Work required » Narrow the data below down to the lines containing "name".

Data provided »

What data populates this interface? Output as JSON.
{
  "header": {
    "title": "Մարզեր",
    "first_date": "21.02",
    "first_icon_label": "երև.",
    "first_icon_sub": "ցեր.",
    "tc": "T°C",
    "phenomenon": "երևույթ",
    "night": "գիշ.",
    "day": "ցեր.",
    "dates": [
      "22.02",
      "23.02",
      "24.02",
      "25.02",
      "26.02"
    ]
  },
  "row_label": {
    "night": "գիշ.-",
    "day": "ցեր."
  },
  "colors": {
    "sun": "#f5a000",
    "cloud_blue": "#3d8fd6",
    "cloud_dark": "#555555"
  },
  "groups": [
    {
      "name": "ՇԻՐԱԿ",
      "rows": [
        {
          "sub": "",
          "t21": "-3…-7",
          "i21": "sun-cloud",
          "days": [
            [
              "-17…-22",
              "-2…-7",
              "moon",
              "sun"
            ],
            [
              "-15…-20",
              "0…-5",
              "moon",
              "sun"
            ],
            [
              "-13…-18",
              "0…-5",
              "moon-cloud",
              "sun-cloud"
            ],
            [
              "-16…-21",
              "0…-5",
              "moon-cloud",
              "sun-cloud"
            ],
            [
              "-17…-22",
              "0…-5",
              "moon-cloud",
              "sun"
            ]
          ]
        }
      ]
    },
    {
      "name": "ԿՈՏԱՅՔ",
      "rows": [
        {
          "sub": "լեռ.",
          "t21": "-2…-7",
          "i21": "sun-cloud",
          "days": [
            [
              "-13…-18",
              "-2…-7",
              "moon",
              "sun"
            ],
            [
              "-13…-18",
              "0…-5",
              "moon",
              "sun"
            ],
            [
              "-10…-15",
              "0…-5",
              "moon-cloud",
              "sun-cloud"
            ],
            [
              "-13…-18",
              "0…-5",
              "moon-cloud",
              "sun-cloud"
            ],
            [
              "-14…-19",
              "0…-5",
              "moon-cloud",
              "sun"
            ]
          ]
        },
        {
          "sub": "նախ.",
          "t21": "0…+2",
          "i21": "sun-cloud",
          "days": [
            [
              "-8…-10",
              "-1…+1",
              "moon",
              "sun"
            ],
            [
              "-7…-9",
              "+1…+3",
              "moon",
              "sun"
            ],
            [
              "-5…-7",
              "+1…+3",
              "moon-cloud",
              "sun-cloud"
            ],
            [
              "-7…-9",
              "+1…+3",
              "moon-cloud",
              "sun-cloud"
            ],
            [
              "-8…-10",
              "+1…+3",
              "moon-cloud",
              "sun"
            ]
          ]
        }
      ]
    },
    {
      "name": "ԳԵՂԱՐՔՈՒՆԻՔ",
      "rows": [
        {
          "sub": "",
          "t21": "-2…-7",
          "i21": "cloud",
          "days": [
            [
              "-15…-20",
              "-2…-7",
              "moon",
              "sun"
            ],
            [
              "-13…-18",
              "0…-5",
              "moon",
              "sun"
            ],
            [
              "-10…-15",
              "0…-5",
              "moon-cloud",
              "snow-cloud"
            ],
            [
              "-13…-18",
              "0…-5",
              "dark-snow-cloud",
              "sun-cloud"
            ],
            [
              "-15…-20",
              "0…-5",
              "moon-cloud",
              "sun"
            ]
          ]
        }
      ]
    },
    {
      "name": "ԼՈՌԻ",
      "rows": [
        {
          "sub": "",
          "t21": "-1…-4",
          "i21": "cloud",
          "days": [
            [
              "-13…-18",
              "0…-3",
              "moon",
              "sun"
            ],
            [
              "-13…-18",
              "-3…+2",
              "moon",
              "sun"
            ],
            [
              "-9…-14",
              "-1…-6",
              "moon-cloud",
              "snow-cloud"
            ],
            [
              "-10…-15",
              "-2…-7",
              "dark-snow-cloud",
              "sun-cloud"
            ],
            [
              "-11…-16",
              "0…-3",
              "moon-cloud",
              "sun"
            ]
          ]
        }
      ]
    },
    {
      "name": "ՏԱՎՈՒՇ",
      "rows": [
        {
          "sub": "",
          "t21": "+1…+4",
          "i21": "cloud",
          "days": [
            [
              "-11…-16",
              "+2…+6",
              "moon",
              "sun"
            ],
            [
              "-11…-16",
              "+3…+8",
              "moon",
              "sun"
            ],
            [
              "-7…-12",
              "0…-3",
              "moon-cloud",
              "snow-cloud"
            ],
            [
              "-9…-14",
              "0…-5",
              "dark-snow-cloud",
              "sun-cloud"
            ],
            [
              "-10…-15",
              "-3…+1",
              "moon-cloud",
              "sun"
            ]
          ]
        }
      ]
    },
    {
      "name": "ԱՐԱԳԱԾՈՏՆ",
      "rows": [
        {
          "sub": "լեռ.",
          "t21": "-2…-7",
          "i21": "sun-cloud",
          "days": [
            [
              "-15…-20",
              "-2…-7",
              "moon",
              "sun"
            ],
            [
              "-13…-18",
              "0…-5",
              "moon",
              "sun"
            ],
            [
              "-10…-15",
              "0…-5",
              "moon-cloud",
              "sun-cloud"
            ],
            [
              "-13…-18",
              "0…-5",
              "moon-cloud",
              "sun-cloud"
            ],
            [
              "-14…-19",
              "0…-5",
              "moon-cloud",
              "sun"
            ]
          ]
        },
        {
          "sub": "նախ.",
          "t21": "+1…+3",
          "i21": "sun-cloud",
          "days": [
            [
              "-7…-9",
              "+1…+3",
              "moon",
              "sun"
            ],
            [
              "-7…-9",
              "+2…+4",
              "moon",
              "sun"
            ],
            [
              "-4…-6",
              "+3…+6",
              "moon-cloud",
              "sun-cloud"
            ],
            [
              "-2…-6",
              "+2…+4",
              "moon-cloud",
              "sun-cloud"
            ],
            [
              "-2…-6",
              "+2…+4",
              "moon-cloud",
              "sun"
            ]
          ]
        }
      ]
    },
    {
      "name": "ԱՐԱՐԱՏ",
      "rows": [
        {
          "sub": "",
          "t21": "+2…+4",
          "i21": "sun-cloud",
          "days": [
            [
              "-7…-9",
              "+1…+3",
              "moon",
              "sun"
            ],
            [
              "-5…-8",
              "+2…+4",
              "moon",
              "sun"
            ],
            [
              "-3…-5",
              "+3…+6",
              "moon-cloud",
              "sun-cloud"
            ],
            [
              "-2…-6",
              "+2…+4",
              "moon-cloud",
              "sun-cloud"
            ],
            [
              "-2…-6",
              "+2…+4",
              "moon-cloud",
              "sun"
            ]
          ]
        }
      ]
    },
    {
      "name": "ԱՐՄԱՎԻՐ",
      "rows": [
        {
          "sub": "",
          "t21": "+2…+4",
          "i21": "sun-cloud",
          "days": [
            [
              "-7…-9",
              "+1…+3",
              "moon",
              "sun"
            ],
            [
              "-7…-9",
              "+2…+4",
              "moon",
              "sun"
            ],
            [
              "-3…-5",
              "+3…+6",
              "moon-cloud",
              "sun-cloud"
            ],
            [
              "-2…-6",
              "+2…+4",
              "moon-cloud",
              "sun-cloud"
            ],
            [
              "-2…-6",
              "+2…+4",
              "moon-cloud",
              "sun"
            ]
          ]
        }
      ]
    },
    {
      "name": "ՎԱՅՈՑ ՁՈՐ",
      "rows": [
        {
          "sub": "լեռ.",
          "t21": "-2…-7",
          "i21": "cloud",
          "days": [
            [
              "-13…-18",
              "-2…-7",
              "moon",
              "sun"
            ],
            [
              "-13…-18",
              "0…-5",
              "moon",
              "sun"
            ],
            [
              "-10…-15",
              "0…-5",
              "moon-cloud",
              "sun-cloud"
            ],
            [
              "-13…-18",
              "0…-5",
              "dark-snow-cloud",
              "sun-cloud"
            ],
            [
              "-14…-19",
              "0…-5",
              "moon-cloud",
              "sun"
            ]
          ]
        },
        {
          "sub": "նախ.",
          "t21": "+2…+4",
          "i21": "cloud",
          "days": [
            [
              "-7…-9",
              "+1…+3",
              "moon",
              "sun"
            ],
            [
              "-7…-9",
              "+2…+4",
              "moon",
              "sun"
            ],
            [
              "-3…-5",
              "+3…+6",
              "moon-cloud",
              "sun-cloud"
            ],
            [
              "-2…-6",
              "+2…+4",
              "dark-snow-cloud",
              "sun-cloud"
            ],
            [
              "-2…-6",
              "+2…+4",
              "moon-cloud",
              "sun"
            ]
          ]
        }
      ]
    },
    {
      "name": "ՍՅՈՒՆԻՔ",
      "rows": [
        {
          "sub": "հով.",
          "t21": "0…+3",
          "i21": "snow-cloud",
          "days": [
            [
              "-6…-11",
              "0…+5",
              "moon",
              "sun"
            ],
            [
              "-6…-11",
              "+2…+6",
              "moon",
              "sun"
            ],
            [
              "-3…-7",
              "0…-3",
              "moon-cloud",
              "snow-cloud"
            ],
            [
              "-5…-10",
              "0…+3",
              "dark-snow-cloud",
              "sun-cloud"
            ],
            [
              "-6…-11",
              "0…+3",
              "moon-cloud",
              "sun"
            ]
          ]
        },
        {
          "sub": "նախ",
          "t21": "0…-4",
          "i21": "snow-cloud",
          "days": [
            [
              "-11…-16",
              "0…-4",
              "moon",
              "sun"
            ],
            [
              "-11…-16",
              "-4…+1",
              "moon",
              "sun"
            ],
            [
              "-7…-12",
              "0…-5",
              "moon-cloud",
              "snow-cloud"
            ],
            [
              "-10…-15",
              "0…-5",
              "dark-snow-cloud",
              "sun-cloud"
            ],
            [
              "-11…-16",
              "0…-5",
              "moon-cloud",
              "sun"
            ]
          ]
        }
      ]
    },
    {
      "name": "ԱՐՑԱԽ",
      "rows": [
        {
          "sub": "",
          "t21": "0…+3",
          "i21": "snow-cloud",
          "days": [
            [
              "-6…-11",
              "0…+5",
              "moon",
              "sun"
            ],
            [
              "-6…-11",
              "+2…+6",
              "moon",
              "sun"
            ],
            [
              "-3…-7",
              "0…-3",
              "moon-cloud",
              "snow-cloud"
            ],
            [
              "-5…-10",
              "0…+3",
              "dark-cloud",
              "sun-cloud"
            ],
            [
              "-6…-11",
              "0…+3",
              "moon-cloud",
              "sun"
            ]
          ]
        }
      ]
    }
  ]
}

Solution below »
      "name": "ՇԻՐԱԿ",
      "name": "ԿՈՏԱՅՔ",
      "name": "ԳԵՂԱՐՔՈՒՆԻՔ",
      "name": "ԼՈՌԻ",
      "name": "ՏԱՎՈՒՇ",
      "name": "ԱՐԱԳԱԾՈՏՆ",
      "name": "ԱՐԱՐԱՏ",
      "name": "ԱՐՄԱՎԻՐ",
      "name": "ՎԱՅՈՑ ՁՈՐ",
      "name": "ՍՅՈՒՆԻՔ",
      "name": "ԱՐՑԱԽ",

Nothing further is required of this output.